[Stored records]
+===+

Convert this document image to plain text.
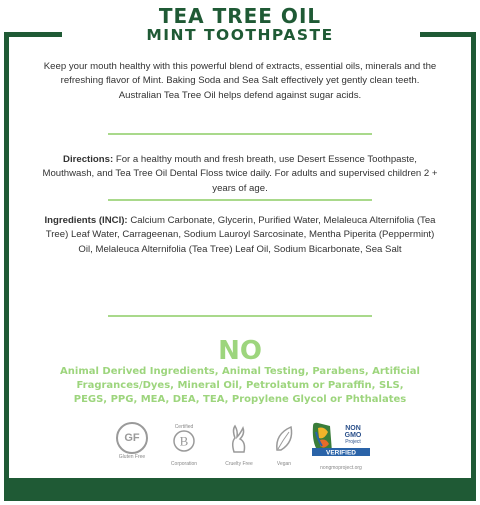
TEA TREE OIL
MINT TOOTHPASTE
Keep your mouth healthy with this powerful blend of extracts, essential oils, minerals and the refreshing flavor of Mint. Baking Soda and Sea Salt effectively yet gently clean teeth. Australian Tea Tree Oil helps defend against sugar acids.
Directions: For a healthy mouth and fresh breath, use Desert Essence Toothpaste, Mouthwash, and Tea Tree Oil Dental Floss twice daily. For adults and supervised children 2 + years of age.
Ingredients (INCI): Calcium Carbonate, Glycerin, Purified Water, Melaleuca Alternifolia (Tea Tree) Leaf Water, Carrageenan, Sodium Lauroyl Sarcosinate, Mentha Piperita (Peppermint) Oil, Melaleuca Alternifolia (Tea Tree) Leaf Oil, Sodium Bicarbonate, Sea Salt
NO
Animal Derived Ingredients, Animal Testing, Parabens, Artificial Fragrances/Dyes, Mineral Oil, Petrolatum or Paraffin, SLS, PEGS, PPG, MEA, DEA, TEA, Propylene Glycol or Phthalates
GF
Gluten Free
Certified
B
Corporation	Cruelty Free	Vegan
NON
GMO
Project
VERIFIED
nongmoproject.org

+===+

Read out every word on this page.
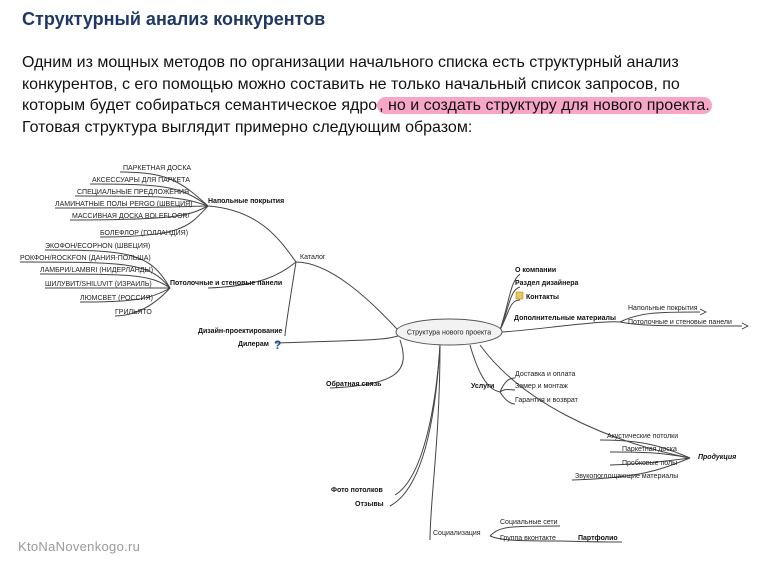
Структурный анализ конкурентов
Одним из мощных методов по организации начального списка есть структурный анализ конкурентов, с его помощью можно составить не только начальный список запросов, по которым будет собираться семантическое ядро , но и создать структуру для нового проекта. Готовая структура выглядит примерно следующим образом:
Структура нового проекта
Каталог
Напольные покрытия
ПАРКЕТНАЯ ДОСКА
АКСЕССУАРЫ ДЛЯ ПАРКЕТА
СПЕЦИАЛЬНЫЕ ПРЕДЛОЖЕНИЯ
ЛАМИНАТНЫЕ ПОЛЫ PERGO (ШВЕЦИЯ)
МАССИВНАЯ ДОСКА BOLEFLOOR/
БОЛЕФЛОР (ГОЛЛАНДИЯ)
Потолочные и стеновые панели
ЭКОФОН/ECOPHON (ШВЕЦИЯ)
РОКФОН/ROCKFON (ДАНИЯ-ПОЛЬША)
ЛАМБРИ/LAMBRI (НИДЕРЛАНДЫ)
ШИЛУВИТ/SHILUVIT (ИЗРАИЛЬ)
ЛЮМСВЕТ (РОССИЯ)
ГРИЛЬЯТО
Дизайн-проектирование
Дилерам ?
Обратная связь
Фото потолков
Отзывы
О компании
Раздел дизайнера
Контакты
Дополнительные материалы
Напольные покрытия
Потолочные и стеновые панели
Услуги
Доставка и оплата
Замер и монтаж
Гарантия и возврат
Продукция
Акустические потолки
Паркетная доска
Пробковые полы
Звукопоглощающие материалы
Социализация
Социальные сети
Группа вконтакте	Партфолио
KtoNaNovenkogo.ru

+===+

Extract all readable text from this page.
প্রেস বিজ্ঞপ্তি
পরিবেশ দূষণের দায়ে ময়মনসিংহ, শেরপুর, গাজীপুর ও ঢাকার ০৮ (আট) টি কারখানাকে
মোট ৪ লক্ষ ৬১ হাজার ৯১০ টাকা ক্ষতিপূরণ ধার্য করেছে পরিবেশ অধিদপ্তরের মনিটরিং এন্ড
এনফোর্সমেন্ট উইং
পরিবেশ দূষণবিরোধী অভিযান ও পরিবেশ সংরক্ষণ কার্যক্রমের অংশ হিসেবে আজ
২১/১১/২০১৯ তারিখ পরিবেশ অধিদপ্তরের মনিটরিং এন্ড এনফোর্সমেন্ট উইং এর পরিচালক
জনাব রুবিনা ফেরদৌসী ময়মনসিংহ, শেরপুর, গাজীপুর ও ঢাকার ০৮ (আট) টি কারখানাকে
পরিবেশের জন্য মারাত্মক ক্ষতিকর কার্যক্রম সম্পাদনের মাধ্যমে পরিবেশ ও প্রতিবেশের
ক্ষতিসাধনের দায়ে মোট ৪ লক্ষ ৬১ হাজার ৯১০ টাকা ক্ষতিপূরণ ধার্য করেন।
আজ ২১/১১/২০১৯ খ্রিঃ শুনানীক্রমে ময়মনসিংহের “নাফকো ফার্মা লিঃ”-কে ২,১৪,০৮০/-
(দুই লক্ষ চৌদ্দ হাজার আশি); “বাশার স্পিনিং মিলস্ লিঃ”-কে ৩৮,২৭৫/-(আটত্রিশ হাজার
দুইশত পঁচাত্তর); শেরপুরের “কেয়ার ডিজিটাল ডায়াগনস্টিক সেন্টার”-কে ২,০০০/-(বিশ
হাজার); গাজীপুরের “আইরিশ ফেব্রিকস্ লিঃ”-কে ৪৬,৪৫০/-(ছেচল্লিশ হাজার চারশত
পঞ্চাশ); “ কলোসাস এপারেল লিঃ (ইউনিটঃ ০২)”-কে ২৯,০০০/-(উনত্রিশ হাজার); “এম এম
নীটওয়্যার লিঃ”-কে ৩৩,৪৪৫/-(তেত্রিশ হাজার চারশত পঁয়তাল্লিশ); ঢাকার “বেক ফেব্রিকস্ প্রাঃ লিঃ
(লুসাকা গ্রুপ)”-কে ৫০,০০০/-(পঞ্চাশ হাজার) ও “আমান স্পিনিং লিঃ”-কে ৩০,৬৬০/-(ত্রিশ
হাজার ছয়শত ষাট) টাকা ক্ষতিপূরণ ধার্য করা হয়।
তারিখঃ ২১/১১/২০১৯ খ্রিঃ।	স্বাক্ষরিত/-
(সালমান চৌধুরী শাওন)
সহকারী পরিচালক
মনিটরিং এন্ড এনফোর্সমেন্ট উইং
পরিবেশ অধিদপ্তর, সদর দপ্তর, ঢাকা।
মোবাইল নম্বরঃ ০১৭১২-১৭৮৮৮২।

+===+

Leave out every line without the string "конкурентов" and copy the rest.

Структурный анализ конкурентов
Одним из мощных методов по организации начального списка есть структурный анализ конкурентов, с его помощью можно составить не только начальный список запросов, по которым будет собираться семантическое ядро , но и создать структуру для нового проекта. Готовая структура выглядит примерно следующим образом:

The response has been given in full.